**Stated problem**
Can you restate the records below word for word?

(Entries taken from a collection)

* START *

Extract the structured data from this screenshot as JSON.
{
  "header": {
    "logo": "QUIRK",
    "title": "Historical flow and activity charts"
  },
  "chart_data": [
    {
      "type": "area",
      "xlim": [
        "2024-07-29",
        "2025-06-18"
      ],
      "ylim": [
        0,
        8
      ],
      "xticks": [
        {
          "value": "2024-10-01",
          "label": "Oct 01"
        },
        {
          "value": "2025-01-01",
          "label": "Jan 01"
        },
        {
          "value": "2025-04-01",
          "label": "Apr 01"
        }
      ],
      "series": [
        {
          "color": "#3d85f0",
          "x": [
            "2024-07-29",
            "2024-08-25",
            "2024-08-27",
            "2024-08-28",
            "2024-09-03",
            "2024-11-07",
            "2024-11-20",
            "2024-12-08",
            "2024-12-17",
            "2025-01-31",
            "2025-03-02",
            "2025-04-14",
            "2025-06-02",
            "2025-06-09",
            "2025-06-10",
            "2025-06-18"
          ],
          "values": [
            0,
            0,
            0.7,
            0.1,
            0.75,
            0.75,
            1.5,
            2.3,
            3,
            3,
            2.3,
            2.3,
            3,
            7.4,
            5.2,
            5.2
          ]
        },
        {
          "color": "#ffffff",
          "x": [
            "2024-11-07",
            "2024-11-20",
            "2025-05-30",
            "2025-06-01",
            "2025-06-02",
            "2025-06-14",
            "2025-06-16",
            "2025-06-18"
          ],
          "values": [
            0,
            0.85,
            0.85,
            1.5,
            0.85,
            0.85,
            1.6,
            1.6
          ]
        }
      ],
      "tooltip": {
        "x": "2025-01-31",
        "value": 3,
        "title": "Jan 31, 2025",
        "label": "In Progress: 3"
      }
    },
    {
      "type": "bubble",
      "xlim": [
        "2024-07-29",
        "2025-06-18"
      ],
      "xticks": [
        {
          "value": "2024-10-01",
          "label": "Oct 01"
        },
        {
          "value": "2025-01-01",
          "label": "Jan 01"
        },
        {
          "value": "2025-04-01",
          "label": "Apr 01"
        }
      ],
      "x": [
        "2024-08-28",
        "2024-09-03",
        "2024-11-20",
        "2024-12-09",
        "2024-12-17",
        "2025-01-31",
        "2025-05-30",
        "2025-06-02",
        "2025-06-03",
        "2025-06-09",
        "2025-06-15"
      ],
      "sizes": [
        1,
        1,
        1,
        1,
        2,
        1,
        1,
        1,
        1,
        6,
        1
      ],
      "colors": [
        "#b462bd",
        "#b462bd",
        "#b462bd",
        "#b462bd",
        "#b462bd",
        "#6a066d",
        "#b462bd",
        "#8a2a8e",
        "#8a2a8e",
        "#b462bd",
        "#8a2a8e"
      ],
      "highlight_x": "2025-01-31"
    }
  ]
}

* END *

**Solution**
Extract the structured data from this screenshot as JSON.
{
  "header": {
    "logo": "QUIRK",
    "title": "Historical flow and activity charts"
  },
  "chart_data": [
    {
      "type": "area",
      "xlim": [
        "2024-07-29",
        "2025-06-18"
      ],
      "ylim": [
        0,
        8
      ],
      "xticks": [
        {
          "value": "2024-10-01",
          "label": "Oct 01"
        },
        {
          "value": "2025-01-01",
          "label": "Jan 01"
        },
        {
          "value": "2025-04-01",
          "label": "Apr 01"
        }
      ],
      "series": [
        {
          "color": "#3d85f0",
          "x": [
            "2024-07-29",
            "2024-08-25",
            "2024-08-27",
            "2024-08-28",
            "2024-09-03",
            "2024-11-07",
            "2024-11-20",
            "2024-12-08",
            "2024-12-17",
            "2025-01-31",
            "2025-03-02",
            "2025-04-14",
            "2025-06-02",
            "2025-06-09",
            "2025-06-10",
            "2025-06-18"
          ],
          "values": [
            0,
            0,
            0.7,
            0.1,
            0.75,
            0.75,
            1.5,
            2.3,
            3,
            3,
            2.3,
            2.3,
            3,
            7.4,
            5.2,
            5.2
          ]
        },
        {
          "color": "#ffffff",
          "x": [
            "2024-11-07",
            "2024-11-20",
            "2025-05-30",
            "2025-06-01",
            "2025-06-02",
            "2025-06-14",
            "2025-06-16",
            "2025-06-18"
          ],
          "values": [
            0,
            0.85,
            0.85,
            1.5,
            0.85,
            0.85,
            1.6,
            1.6
          ]
        }
      ],
      "tooltip": {
        "x": "2025-01-31",
        "value": 3,
        "title": "Jan 31, 2025",
        "label": "In Progress: 3"
      }
    },
    {
      "type": "bubble",
      "xlim": [
        "2024-07-29",
        "2025-06-18"
      ],
      "xticks": [
        {
          "value": "2024-10-01",
          "label": "Oct 01"
        },
        {
          "value": "2025-01-01",
          "label": "Jan 01"
        },
        {
          "value": "2025-04-01",
          "label": "Apr 01"
        }
      ],
      "x": [
        "2024-08-28",
        "2024-09-03",
        "2024-11-20",
        "2024-12-09",
        "2024-12-17",
        "2025-01-31",
        "2025-05-30",
        "2025-06-02",
        "2025-06-03",
        "2025-06-09",
        "2025-06-15"
      ],
      "sizes": [
        1,
        1,
        1,
        1,
        2,
        1,
        1,
        1,
        1,
        6,
        1
      ],
      "colors": [
        "#b462bd",
        "#b462bd",
        "#b462bd",
        "#b462bd",
        "#b462bd",
        "#6a066d",
        "#b462bd",
        "#8a2a8e",
        "#8a2a8e",
        "#b462bd",
        "#8a2a8e"
      ],
      "highlight_x": "2025-01-31"
    }
  ]
}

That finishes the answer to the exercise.